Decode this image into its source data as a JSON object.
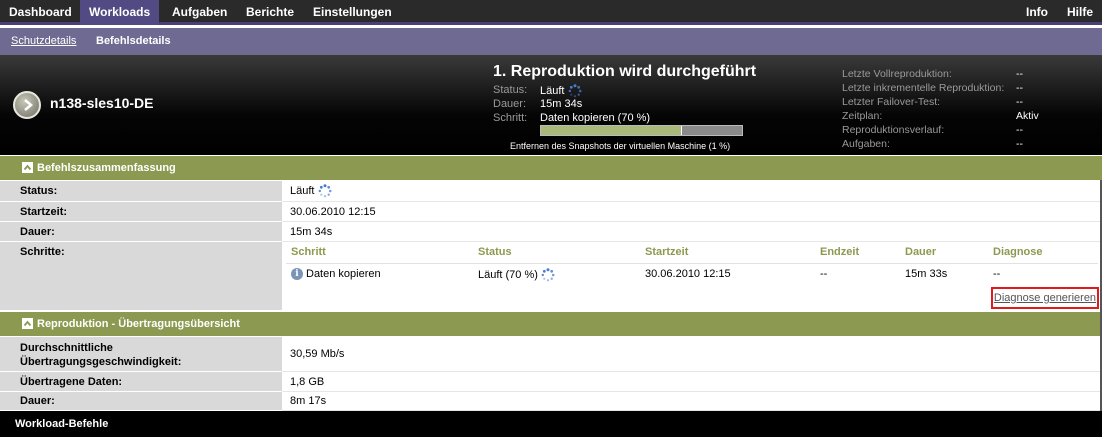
{
  "topnav": {
    "items": [
      "Dashboard",
      "Workloads",
      "Aufgaben",
      "Berichte",
      "Einstellungen"
    ],
    "right": [
      "Info",
      "Hilfe"
    ]
  },
  "subnav": {
    "schutzdetails": "Schutzdetails",
    "befehlsdetails": "Befehlsdetails"
  },
  "header": {
    "workload_name": "n138-sles10-DE",
    "job_title": "1. Reproduktion wird durchgeführt",
    "status_label": "Status:",
    "status_value": "Läuft",
    "dauer_label": "Dauer:",
    "dauer_value": "15m 34s",
    "schritt_label": "Schritt:",
    "schritt_value": "Daten kopieren (70 %)",
    "progress_percent": 70,
    "substep": "Entfernen des Snapshots der virtuellen Maschine (1 %)",
    "right": [
      {
        "label": "Letzte Vollreproduktion:",
        "value": "--"
      },
      {
        "label": "Letzte inkrementelle Reproduktion:",
        "value": "--"
      },
      {
        "label": "Letzter Failover-Test:",
        "value": "--"
      },
      {
        "label": "Zeitplan:",
        "value": "Aktiv"
      },
      {
        "label": "Reproduktionsverlauf:",
        "value": "--"
      },
      {
        "label": "Aufgaben:",
        "value": "--"
      }
    ]
  },
  "summary": {
    "title": "Befehlszusammenfassung",
    "status_label": "Status:",
    "status_value": "Läuft",
    "start_label": "Startzeit:",
    "start_value": "30.06.2010 12:15",
    "dauer_label": "Dauer:",
    "dauer_value": "15m 34s",
    "schritte_label": "Schritte:",
    "steps_columns": [
      "Schritt",
      "Status",
      "Startzeit",
      "Endzeit",
      "Dauer",
      "Diagnose"
    ],
    "steps_rows": [
      [
        "Daten kopieren",
        "Läuft (70 %)",
        "30.06.2010 12:15",
        "--",
        "15m 33s",
        "--"
      ]
    ],
    "diagnose_link": "Diagnose generieren"
  },
  "transfer": {
    "title": "Reproduktion - Übertragungsübersicht",
    "speed_label_1": "Durchschnittliche",
    "speed_label_2": "Übertragungsgeschwindigkeit:",
    "speed_value": "30,59 Mb/s",
    "data_label": "Übertragene Daten:",
    "data_value": "1,8 GB",
    "dauer_label": "Dauer:",
    "dauer_value": "8m 17s"
  },
  "footer": {
    "title": "Workload-Befehle"
  },
  "colors": {
    "section_green": "#8b9a50",
    "nav_active": "#514a83",
    "subnav": "#6f6a92",
    "highlight_red": "#e01b1b"
  }
}
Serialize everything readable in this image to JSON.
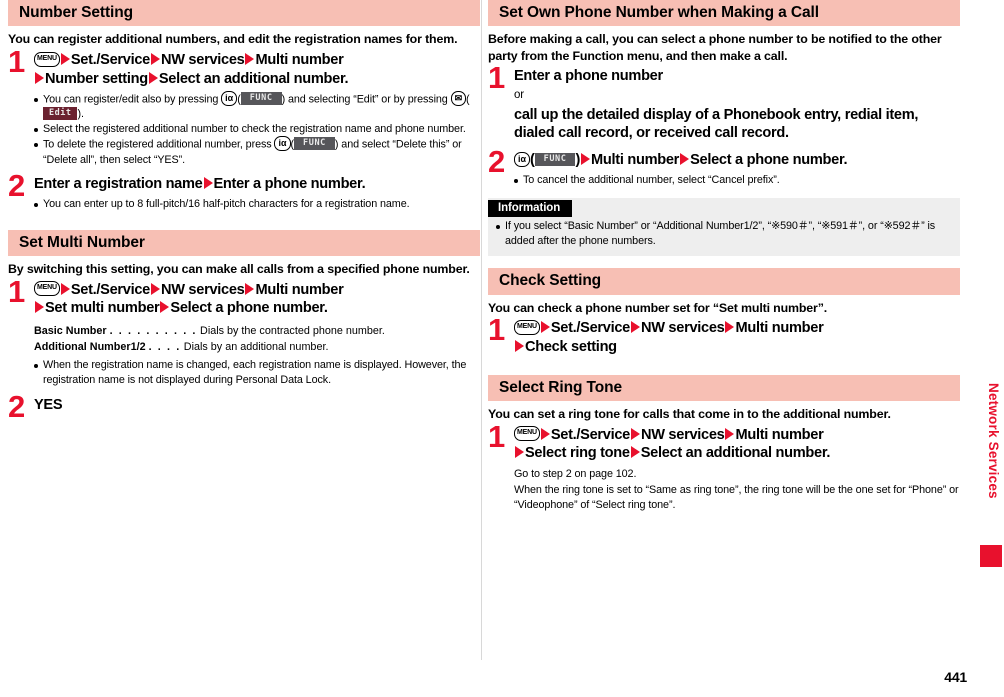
◆ ◆ ◆ ◆ ◆
Written task — Omitting all images, retype each line of the records precisely.

Solution below —
Decode this image into its source data as a JSON object.
{
  "topnav": {
    "items": [
      "Dashboard",
      "Workloads",
      "Aufgaben",
      "Berichte",
      "Einstellungen"
    ],
    "right": [
      "Info",
      "Hilfe"
    ]
  },
  "subnav": {
    "schutzdetails": "Schutzdetails",
    "befehlsdetails": "Befehlsdetails"
  },
  "header": {
    "workload_name": "n138-sles10-DE",
    "job_title": "1. Reproduktion wird durchgeführt",
    "status_label": "Status:",
    "status_value": "Läuft",
    "dauer_label": "Dauer:",
    "dauer_value": "15m 34s",
    "schritt_label": "Schritt:",
    "schritt_value": "Daten kopieren (70 %)",
    "progress_percent": 70,
    "substep": "Entfernen des Snapshots der virtuellen Maschine (1 %)",
    "right": [
      {
        "label": "Letzte Vollreproduktion:",
        "value": "--"
      },
      {
        "label": "Letzte inkrementelle Reproduktion:",
        "value": "--"
      },
      {
        "label": "Letzter Failover-Test:",
        "value": "--"
      },
      {
        "label": "Zeitplan:",
        "value": "Aktiv"
      },
      {
        "label": "Reproduktionsverlauf:",
        "value": "--"
      },
      {
        "label": "Aufgaben:",
        "value": "--"
      }
    ]
  },
  "summary": {
    "title": "Befehlszusammenfassung",
    "status_label": "Status:",
    "status_value": "Läuft",
    "start_label": "Startzeit:",
    "start_value": "30.06.2010 12:15",
    "dauer_label": "Dauer:",
    "dauer_value": "15m 34s",
    "schritte_label": "Schritte:",
    "steps_columns": [
      "Schritt",
      "Status",
      "Startzeit",
      "Endzeit",
      "Dauer",
      "Diagnose"
    ],
    "steps_rows": [
      [
        "Daten kopieren",
        "Läuft (70 %)",
        "30.06.2010 12:15",
        "--",
        "15m 33s",
        "--"
      ]
    ],
    "diagnose_link": "Diagnose generieren"
  },
  "transfer": {
    "title": "Reproduktion - Übertragungsübersicht",
    "speed_label_1": "Durchschnittliche",
    "speed_label_2": "Übertragungsgeschwindigkeit:",
    "speed_value": "30,59 Mb/s",
    "data_label": "Übertragene Daten:",
    "data_value": "1,8 GB",
    "dauer_label": "Dauer:",
    "dauer_value": "8m 17s"
  },
  "footer": {
    "title": "Workload-Befehle"
  },
  "colors": {
    "section_green": "#8b9a50",
    "nav_active": "#514a83",
    "subnav": "#6f6a92",
    "highlight_red": "#e01b1b"
  }
}
Serialize everything readable in this image to JSON.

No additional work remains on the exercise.